▸ Extract:
┏━━

Review by Theodora Philcox
Charles Reid’s watercolour technique is loose and spontaneous, resulting in beautiful clean colours, and a fluid interpretation of his subjects. His latest film, Figurative Watercolours, is shot in Burford, in the Cotswolds, at the home of the late James Fletcher Watson, and includes three demonstrations; two portraits of a young woman, and one of an older characterful, bearded man. Reid first explains how he sets up his workstation, with his brushes and water vessel hung on his easel. He also identifies what colours he typically holds in his palette, including, perhaps unusually, ivory black. He uses a lot of water, a fair amount of which is moderated by his apron!

Reid’s choice of two contrasting sitters provides the opportunity to show how to approach models of different ages. He poses his younger sitter, Gabriella, in half profile, looking towards a window, to allow soft natural light to fall on her skin. He first marks out the proportions of her face in pencil, continuing down to her hands that rest on her knees. When drawing, he rarely takes his pencil off the paper, explaining that he developed this approach when drawing in public places. He found that some people got anxious if they thought he was drawing them, so he would simply keep his pencil on the paper, and look elsewhere until the subject relaxed and went back to whatever he was doing. Reid could then pick up on the drawing where he left off. Adding colour, he uses a swirling motion, blending colours wet in wet, and advising against painting strong shadows on a younger face. The second portrait of Gabriella is treated similarly, but this time posed more directly head on.

┗━━

▸ Work to complete:
1. Quote the review word for word, starting with "Review by Theodora" and going on through "by his apron!".
2. According to the review, why does Reid rarely take his pencil off the paper when drawing?
3. Answer from the review:
(a) Where is Figurative Watercolours shot?
(b) How many demonstrations does the film include?
(c) How is Gabriella posed for the second portrait?

Page layout parsing data:
┏━━

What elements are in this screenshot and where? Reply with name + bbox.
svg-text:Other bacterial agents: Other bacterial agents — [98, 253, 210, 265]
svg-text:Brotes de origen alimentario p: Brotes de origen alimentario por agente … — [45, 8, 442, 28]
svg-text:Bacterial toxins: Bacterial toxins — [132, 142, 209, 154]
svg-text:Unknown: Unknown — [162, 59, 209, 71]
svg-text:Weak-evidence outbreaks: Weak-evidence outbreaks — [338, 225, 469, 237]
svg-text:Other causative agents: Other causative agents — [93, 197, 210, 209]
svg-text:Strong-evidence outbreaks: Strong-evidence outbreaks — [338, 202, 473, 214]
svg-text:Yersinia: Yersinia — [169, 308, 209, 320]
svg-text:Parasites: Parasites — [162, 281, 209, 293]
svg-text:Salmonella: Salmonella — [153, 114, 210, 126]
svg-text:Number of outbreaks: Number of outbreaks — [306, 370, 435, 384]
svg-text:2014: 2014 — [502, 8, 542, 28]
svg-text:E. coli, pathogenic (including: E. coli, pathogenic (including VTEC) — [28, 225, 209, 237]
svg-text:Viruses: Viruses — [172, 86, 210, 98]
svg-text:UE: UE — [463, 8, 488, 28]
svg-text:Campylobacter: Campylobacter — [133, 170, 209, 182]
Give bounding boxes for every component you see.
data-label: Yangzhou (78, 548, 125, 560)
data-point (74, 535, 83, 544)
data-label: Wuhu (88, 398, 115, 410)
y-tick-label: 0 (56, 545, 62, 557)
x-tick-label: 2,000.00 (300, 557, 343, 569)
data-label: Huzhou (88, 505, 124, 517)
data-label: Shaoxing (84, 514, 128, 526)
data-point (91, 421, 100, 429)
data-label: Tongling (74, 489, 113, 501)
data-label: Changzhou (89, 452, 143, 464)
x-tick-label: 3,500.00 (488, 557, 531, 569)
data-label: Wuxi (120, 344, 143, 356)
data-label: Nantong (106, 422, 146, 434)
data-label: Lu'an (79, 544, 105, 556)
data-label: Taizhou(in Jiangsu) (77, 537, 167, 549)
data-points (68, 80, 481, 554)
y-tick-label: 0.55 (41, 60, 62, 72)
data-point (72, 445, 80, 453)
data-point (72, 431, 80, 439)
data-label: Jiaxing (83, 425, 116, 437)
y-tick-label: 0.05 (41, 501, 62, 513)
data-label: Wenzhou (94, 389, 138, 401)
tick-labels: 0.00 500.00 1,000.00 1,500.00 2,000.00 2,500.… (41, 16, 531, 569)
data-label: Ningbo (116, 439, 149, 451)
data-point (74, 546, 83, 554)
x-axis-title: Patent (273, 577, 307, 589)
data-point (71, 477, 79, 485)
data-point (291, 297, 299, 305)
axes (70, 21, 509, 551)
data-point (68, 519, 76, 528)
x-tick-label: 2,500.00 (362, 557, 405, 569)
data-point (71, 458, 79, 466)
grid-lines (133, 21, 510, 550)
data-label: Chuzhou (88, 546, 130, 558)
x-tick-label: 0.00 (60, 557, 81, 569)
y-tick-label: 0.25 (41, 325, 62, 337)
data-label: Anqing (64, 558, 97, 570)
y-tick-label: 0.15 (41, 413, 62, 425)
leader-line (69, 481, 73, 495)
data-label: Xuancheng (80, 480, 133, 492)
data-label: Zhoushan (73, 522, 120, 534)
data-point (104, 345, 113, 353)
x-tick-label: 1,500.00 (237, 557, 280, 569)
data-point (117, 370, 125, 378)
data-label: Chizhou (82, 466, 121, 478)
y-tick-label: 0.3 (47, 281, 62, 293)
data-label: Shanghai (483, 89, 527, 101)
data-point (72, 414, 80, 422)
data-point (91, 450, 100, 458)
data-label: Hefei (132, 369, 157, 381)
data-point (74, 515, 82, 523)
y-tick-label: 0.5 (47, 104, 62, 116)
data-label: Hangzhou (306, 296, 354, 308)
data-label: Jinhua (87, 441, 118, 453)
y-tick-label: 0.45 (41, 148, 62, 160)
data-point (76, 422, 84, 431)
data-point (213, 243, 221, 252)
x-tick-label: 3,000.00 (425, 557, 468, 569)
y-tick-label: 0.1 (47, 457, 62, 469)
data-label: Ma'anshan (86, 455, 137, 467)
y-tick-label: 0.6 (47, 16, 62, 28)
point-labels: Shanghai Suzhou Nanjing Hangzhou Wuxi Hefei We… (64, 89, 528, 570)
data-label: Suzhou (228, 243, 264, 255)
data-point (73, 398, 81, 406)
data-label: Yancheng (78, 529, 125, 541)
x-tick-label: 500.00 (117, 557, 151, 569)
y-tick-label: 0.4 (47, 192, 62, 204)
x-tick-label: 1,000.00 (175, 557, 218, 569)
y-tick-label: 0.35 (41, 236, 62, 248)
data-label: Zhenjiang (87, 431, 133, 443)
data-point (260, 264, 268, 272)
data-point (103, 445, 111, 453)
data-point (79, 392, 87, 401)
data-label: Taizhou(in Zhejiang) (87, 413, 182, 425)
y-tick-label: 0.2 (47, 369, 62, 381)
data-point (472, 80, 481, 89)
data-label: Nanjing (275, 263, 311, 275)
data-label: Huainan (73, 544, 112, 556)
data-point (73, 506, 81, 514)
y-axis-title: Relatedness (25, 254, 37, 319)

┗━━

▸ Task-by-task outputs:
1.
Review by Theodora Philcox
Charles Reid’s watercolour technique is loose and spontaneous, resulting in beautiful clean colours, and a fluid interpretation of his subjects. His latest film, Figurative Watercolours, is shot in Burford, in the Cotswolds, at the home of the late James Fletcher Watson, and includes three demonstrations; two portraits of a young woman, and one of an older characterful, bearded man. Reid first explains how he sets up his workstation, with his brushes and water vessel hung on his easel. He also identifies what colours he typically holds in his palette, including, perhaps unusually, ivory black. He uses a lot of water, a fair amount of which is moderated by his apron!

2. He developed the habit when drawing in public places, where some people got anxious if they thought he was drawing them. By keeping his pencil on the paper and looking elsewhere until the subject relaxed, he could then pick up the drawing where he left off.

3.
(a) In Burford, in the Cotswolds, at the home of the late James Fletcher Watson.
(b) Three.
(c) More directly head on.